• DIRECTIONS
Restate, word for word, all of the material shown below.

• RECORDS FOR PROCESSING

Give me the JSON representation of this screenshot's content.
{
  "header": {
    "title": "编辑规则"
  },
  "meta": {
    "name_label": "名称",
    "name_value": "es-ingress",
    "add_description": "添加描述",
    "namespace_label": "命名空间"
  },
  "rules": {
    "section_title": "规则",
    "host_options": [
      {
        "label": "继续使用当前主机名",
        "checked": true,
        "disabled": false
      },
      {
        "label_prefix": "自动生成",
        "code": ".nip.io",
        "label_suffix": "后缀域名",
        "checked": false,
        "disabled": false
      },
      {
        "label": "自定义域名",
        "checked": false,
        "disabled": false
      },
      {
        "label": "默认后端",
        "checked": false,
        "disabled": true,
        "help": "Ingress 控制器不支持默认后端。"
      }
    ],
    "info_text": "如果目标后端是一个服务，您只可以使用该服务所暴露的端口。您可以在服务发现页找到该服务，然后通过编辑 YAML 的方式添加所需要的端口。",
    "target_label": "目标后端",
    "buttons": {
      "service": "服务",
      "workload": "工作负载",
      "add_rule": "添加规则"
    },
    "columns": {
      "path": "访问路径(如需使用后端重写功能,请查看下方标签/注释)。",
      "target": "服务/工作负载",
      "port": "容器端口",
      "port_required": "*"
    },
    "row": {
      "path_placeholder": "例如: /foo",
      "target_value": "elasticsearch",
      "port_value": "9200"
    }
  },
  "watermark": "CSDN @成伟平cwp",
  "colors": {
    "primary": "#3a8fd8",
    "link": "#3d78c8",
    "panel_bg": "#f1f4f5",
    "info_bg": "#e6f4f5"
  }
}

• COMPLETE OUTPUT
Give me the JSON representation of this screenshot's content.
{
  "header": {
    "title": "编辑规则"
  },
  "meta": {
    "name_label": "名称",
    "name_value": "es-ingress",
    "add_description": "添加描述",
    "namespace_label": "命名空间"
  },
  "rules": {
    "section_title": "规则",
    "host_options": [
      {
        "label": "继续使用当前主机名",
        "checked": true,
        "disabled": false
      },
      {
        "label_prefix": "自动生成",
        "code": ".nip.io",
        "label_suffix": "后缀域名",
        "checked": false,
        "disabled": false
      },
      {
        "label": "自定义域名",
        "checked": false,
        "disabled": false
      },
      {
        "label": "默认后端",
        "checked": false,
        "disabled": true,
        "help": "Ingress 控制器不支持默认后端。"
      }
    ],
    "info_text": "如果目标后端是一个服务，您只可以使用该服务所暴露的端口。您可以在服务发现页找到该服务，然后通过编辑 YAML 的方式添加所需要的端口。",
    "target_label": "目标后端",
    "buttons": {
      "service": "服务",
      "workload": "工作负载",
      "add_rule": "添加规则"
    },
    "columns": {
      "path": "访问路径(如需使用后端重写功能,请查看下方标签/注释)。",
      "target": "服务/工作负载",
      "port": "容器端口",
      "port_required": "*"
    },
    "row": {
      "path_placeholder": "例如: /foo",
      "target_value": "elasticsearch",
      "port_value": "9200"
    }
  },
  "watermark": "CSDN @成伟平cwp",
  "colors": {
    "primary": "#3a8fd8",
    "link": "#3d78c8",
    "panel_bg": "#f1f4f5",
    "info_bg": "#e6f4f5"
  }
}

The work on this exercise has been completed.